EXERCISE AIM: Skip the pictures and repeat each line of the data exactly.

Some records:

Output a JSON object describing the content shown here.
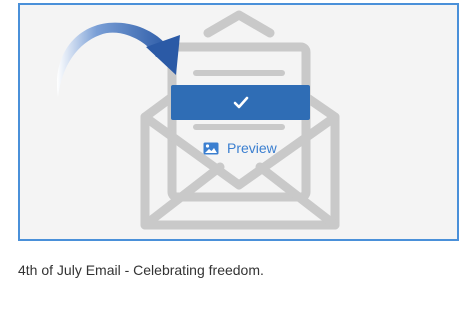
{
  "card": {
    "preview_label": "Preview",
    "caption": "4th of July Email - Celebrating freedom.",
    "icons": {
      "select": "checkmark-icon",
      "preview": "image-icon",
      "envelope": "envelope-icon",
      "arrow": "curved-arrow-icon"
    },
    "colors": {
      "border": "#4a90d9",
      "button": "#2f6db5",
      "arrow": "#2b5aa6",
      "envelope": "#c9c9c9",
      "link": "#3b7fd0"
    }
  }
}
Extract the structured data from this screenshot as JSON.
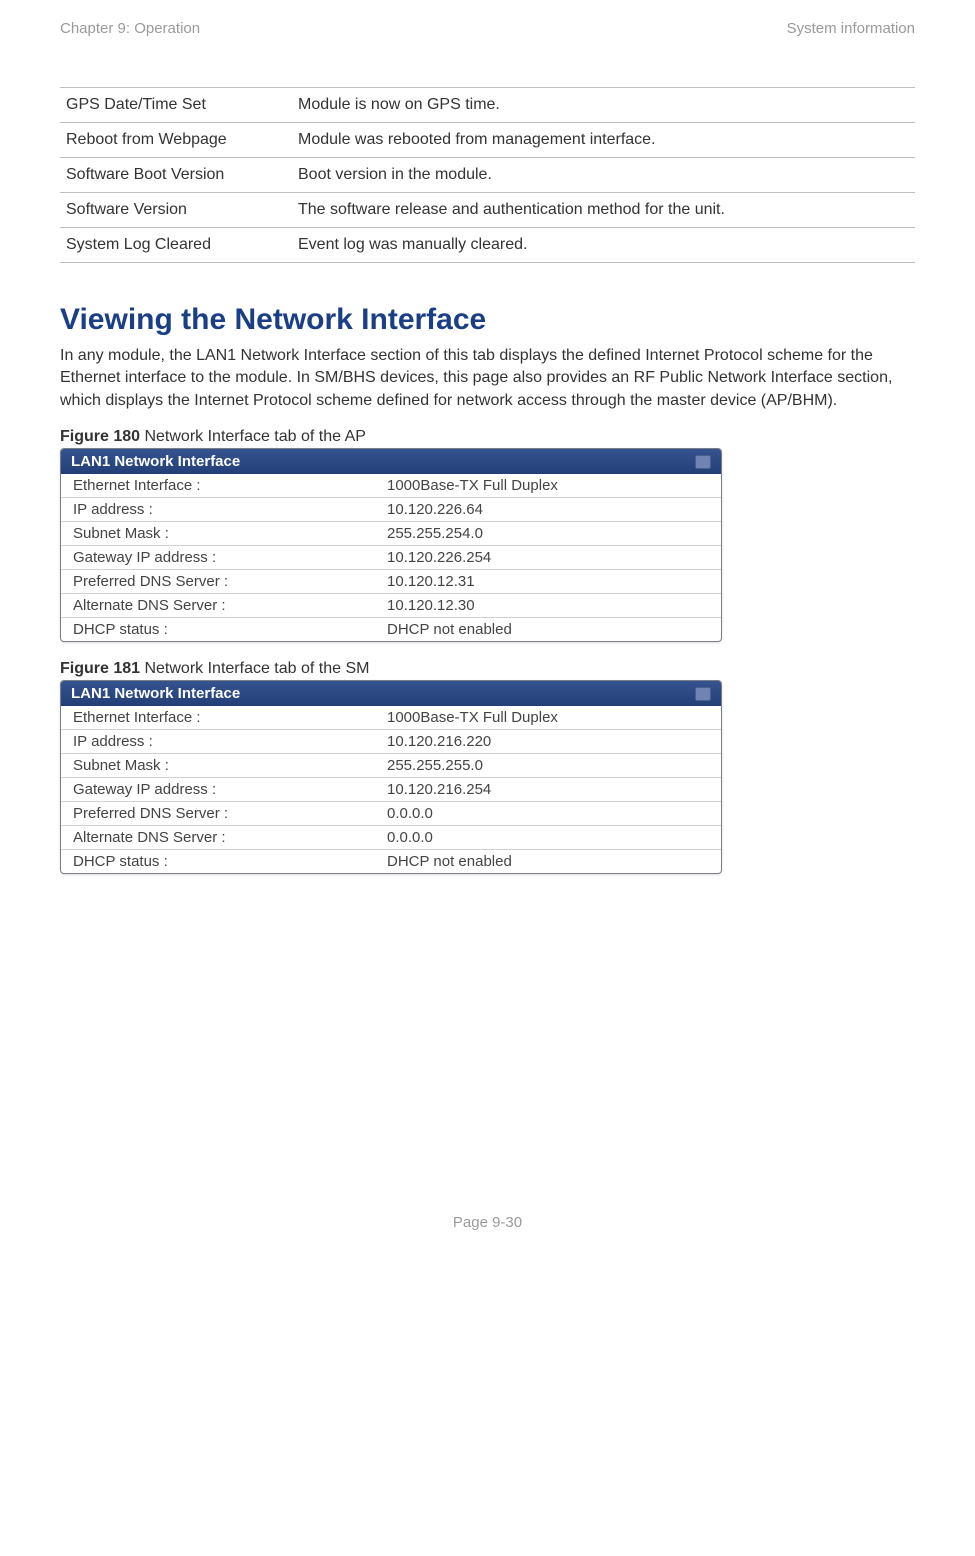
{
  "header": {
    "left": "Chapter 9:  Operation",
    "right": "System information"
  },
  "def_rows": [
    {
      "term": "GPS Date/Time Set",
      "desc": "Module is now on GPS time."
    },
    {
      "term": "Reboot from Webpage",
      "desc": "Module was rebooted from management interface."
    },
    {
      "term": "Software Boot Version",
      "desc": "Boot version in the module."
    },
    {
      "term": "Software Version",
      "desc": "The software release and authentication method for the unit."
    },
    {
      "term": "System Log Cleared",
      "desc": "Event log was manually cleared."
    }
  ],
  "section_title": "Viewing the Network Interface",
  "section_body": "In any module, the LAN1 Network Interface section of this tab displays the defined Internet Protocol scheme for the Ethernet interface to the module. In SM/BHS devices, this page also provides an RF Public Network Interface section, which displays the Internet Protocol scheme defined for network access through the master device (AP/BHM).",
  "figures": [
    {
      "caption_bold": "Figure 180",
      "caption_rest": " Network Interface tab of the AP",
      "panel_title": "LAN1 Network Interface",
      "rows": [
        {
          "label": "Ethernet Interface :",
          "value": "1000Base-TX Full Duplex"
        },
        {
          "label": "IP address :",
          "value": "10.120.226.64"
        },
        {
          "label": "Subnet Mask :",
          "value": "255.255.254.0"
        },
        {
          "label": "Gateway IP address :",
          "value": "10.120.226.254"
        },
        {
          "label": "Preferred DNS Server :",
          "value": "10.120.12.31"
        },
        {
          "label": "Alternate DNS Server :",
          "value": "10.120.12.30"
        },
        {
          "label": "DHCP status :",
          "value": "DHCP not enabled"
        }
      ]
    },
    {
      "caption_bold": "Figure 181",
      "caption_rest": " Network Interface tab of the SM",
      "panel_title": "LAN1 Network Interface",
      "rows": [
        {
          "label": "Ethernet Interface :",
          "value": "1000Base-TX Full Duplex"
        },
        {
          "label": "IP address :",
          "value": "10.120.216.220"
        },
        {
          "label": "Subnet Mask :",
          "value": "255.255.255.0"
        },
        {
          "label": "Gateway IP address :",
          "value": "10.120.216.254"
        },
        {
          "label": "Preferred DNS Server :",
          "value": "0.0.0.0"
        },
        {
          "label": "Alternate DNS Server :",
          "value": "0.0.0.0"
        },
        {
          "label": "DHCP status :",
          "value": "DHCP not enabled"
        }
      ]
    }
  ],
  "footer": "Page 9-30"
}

RESULT BELOW:
Output a JSON object describing the content shown here.
{
  "card": {
    "preview_label": "Preview",
    "caption": "4th of July Email - Celebrating freedom.",
    "icons": {
      "select": "checkmark-icon",
      "preview": "image-icon",
      "envelope": "envelope-icon",
      "arrow": "curved-arrow-icon"
    },
    "colors": {
      "border": "#4a90d9",
      "button": "#2f6db5",
      "arrow": "#2b5aa6",
      "envelope": "#c9c9c9",
      "link": "#3b7fd0"
    }
  }
}
Extract the structured data from this screenshot as JSON.
{
  "header": {
    "left": "Chapter 9:  Operation",
    "right": "System information"
  },
  "def_rows": [
    {
      "term": "GPS Date/Time Set",
      "desc": "Module is now on GPS time."
    },
    {
      "term": "Reboot from Webpage",
      "desc": "Module was rebooted from management interface."
    },
    {
      "term": "Software Boot Version",
      "desc": "Boot version in the module."
    },
    {
      "term": "Software Version",
      "desc": "The software release and authentication method for the unit."
    },
    {
      "term": "System Log Cleared",
      "desc": "Event log was manually cleared."
    }
  ],
  "section_title": "Viewing the Network Interface",
  "section_body": "In any module, the LAN1 Network Interface section of this tab displays the defined Internet Protocol scheme for the Ethernet interface to the module. In SM/BHS devices, this page also provides an RF Public Network Interface section, which displays the Internet Protocol scheme defined for network access through the master device (AP/BHM).",
  "figures": [
    {
      "caption_bold": "Figure 180",
      "caption_rest": " Network Interface tab of the AP",
      "panel_title": "LAN1 Network Interface",
      "rows": [
        {
          "label": "Ethernet Interface :",
          "value": "1000Base-TX Full Duplex"
        },
        {
          "label": "IP address :",
          "value": "10.120.226.64"
        },
        {
          "label": "Subnet Mask :",
          "value": "255.255.254.0"
        },
        {
          "label": "Gateway IP address :",
          "value": "10.120.226.254"
        },
        {
          "label": "Preferred DNS Server :",
          "value": "10.120.12.31"
        },
        {
          "label": "Alternate DNS Server :",
          "value": "10.120.12.30"
        },
        {
          "label": "DHCP status :",
          "value": "DHCP not enabled"
        }
      ]
    },
    {
      "caption_bold": "Figure 181",
      "caption_rest": " Network Interface tab of the SM",
      "panel_title": "LAN1 Network Interface",
      "rows": [
        {
          "label": "Ethernet Interface :",
          "value": "1000Base-TX Full Duplex"
        },
        {
          "label": "IP address :",
          "value": "10.120.216.220"
        },
        {
          "label": "Subnet Mask :",
          "value": "255.255.255.0"
        },
        {
          "label": "Gateway IP address :",
          "value": "10.120.216.254"
        },
        {
          "label": "Preferred DNS Server :",
          "value": "0.0.0.0"
        },
        {
          "label": "Alternate DNS Server :",
          "value": "0.0.0.0"
        },
        {
          "label": "DHCP status :",
          "value": "DHCP not enabled"
        }
      ]
    }
  ],
  "footer": "Page 9-30"
}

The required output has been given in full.